This collection of articles highlights the diversity and versatility of computer simulation. The special issue grapples with the ability of simulations to run very large entity counts as fast as the hardware allows while maintaining sequentiality. The ability to successfully combine speed, scale, and repeatability opens the door to new worlds only imagined a few decades ago. One such world is the promising combination of data-driven methods with agent-based simulation. This mix of empirical, statistical, and algorithmic modeling into a single agent-based framework allows the exploration of real-world applications that have proven to be challenging to tackle within a single school of thought. Some of those tough problems, such as climate, traffic, and human mobility, are even more challenging to explore at scale without assumptions and compromises, which lead to biases. Each article makes a unique contribution to the field of Modeling and Simulation, yet together, the articles show the indivisible connection between hardware, software, simulation, data, and method. We briefly summarize each article and hope the reader applies the findings and uses the lessons learned for the research.

The first article discusses the Performance Analysis of Speculative Parallel Adaptive Local Timestepping for Conservation Laws and is authored by Maximilian Bremer, John Bachan, Cy Chan, and Clint Dawson. The paper proposes a novel heuristic to address the Courant-Friedrichs-Lewy (CFL) condition. The authors demonstrate that the heuristic is robust and provides significant gains in speed over state-of-art approaches. The paper contributes to the body of knowledge in massively parallel and high-performance simulations community.

____________________

__JOB 1__: Name every author of the first article described in the special-issue introduction.
__JOB 2__: Reproduce the special-issue introduction starting with "The first article" and going on through "high-performance simulations community.", and swap each occurrence of "heuristic" for "method".
__JOB 3__: According to the special-issue introduction, what condition does the heuristic proposed in the first article address?

__Some entries__:
____________________

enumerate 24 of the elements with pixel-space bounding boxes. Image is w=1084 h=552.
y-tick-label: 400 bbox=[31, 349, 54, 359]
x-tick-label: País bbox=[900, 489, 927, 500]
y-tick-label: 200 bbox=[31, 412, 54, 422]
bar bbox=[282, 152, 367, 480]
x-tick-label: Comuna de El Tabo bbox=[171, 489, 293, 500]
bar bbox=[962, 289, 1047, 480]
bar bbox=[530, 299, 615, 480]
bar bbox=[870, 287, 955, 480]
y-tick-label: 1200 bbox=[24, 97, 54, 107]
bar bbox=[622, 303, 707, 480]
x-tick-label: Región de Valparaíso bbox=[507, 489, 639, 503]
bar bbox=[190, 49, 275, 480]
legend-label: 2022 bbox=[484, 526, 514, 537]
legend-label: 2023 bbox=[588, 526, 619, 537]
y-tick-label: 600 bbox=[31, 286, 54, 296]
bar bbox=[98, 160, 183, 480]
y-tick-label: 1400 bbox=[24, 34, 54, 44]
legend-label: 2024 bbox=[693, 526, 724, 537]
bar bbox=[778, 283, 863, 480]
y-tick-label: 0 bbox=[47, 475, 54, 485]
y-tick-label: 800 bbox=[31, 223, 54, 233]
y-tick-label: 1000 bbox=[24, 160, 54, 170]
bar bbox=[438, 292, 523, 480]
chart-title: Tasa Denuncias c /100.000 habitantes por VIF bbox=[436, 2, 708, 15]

____________________

__WORKED SOLUTION 1__: Maximilian Bremer, John Bachan, Cy Chan, Clint Dawson

__WORKED SOLUTION 2__:
The first article discusses the Performance Analysis of Speculative Parallel Adaptive Local Timestepping for Conservation Laws and is authored by Maximilian Bremer, John Bachan, Cy Chan, and Clint Dawson. The paper proposes a novel method to address the Courant-Friedrichs-Lewy (CFL) condition. The authors demonstrate that the method is robust and provides significant gains in speed over state-of-art approaches. The paper contributes to the body of knowledge in massively parallel and high-performance simulations community.

__WORKED SOLUTION 3__: The Courant-Friedrichs-Lewy (CFL) condition.